(Bounding box entries)
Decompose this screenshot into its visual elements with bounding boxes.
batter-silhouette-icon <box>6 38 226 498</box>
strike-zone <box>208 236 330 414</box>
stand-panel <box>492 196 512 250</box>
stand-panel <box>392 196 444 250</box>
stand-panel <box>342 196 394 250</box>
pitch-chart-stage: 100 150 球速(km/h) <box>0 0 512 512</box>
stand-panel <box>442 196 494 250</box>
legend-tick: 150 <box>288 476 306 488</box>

### GOAL OF THE EXERCISE
Convert each line of the data above into a Markdown table with the columns No. and Entry. Number the rows in order and skip any blank lines.

### FINISHED EXERCISE
| No. | Entry |
|---|---|
| 1 | Decompose this screenshot into its visual elements with bounding boxes. |
| 2 | batter-silhouette-icon <box>6 38 226 498</box> |
| 3 | strike-zone <box>208 236 330 414</box> |
| 4 | stand-panel <box>492 196 512 250</box> |
| 5 | stand-panel <box>392 196 444 250</box> |
| 6 | stand-panel <box>342 196 394 250</box> |
| 7 | pitch-chart-stage: 100 150 球速(km/h) <box>0 0 512 512</box> |
| 8 | stand-panel <box>442 196 494 250</box> |
| 9 | legend-tick: 150 <box>288 476 306 488</box> |